[Stored data entries]
+++
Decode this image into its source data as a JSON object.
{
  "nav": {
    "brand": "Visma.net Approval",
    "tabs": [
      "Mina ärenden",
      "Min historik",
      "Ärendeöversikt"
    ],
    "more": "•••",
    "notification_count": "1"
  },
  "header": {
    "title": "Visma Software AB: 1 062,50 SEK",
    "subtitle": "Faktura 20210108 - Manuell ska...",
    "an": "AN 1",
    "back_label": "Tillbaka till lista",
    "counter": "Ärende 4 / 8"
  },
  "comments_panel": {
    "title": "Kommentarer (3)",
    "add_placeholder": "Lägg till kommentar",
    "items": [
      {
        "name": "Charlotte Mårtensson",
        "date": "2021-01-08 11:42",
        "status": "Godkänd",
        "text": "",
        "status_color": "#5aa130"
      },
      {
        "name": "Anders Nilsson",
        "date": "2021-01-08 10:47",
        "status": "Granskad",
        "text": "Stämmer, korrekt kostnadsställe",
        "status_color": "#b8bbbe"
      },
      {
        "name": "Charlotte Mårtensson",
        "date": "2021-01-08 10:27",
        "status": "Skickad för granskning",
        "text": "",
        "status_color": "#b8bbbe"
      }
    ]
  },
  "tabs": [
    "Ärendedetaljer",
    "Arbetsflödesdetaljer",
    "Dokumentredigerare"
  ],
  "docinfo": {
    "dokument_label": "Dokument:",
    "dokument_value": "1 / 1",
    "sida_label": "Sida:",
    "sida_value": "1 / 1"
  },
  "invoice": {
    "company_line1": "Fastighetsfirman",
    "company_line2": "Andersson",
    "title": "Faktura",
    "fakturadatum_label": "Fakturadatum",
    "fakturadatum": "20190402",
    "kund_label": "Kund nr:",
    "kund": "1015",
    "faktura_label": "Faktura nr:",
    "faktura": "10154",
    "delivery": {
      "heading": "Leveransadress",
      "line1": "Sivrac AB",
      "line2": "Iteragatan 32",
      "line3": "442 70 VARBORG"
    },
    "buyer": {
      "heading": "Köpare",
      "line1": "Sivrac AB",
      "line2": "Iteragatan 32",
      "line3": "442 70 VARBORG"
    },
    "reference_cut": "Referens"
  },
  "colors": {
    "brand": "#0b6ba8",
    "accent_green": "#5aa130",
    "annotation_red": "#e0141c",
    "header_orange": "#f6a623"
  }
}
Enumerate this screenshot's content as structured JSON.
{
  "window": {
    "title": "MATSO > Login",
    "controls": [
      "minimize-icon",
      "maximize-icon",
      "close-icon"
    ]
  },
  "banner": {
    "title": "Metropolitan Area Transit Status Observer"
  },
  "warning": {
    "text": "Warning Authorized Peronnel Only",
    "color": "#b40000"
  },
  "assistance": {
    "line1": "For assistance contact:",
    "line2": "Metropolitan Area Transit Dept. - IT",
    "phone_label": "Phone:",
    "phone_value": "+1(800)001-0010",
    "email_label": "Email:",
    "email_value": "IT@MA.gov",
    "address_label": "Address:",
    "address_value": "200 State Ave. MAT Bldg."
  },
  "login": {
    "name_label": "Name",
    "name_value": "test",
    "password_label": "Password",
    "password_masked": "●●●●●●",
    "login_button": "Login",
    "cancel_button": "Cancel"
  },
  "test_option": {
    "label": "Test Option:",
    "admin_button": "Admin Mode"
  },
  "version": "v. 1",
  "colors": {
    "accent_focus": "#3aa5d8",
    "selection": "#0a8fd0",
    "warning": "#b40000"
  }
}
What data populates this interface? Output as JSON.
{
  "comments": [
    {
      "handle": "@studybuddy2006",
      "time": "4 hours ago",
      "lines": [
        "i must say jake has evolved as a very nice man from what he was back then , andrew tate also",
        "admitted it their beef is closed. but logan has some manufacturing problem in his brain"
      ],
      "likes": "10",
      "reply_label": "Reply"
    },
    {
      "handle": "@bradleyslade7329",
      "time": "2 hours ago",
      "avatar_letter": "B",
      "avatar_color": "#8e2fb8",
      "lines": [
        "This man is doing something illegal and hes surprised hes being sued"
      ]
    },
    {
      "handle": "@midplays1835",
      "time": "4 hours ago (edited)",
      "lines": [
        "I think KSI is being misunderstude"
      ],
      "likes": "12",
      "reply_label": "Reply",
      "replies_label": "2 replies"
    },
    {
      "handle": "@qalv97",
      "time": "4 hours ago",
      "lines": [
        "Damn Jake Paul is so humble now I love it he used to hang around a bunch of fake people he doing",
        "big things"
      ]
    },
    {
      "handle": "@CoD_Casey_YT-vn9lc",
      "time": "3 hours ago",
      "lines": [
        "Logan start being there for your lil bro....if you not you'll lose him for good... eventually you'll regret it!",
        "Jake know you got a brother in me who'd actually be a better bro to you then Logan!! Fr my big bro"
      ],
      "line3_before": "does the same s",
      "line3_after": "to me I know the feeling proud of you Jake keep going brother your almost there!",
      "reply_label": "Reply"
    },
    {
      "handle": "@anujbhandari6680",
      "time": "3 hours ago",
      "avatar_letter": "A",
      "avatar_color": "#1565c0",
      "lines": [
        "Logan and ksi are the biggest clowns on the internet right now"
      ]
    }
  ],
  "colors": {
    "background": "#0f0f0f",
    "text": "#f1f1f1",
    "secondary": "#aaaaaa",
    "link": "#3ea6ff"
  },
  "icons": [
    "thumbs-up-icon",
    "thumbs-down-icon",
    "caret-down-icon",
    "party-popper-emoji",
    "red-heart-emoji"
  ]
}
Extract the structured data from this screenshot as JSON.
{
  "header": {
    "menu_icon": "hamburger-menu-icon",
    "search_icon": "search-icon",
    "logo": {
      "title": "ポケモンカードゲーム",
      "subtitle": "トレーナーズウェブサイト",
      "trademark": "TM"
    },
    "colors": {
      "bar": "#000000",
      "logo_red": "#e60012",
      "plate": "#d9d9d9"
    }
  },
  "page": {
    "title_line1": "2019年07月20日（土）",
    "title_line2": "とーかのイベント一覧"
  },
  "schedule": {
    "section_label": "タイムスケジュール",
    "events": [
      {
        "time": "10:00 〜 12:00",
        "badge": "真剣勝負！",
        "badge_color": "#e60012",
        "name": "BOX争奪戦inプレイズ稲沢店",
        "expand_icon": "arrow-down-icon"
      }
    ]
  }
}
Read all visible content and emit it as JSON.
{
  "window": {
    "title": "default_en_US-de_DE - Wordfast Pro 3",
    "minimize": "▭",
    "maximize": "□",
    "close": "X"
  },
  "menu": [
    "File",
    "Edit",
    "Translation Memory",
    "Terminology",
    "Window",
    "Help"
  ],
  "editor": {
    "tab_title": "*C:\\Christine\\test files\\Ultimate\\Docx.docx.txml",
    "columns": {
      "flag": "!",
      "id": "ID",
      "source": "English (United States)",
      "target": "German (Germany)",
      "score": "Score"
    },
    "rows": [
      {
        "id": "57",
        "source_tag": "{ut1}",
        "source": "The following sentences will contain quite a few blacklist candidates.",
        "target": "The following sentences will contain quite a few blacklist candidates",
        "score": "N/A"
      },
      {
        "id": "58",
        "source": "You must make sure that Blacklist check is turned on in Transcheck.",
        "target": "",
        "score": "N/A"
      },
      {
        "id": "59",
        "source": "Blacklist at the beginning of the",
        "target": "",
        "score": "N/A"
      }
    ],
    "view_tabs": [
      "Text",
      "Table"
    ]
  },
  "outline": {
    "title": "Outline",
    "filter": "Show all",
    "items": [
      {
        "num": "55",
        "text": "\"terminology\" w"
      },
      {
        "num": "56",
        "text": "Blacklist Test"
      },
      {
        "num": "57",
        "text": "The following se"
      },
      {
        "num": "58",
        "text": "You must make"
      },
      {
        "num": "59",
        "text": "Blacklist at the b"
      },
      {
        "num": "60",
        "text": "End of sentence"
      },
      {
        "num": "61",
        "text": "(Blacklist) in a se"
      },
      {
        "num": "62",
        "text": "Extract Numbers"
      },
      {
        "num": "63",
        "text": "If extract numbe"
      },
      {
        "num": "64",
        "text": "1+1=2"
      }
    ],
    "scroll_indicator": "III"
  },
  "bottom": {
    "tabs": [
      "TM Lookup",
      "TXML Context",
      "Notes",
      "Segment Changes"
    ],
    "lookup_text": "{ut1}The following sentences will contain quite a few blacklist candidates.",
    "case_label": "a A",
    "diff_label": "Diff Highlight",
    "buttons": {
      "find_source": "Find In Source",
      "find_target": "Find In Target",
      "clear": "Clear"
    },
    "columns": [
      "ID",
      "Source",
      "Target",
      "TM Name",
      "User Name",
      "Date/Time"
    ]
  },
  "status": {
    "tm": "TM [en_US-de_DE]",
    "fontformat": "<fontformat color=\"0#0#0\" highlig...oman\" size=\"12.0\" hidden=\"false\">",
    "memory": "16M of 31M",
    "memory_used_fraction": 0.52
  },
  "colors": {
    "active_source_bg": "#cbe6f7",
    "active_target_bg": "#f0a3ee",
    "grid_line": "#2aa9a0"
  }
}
+++
**Exercise directions**
Using the listing above, locate the lines that hold "down" and copy each one.

**Solution for this problem**
    "thumbs-down-icon",
    "caret-down-icon",
        "expand_icon": "arrow-down-icon"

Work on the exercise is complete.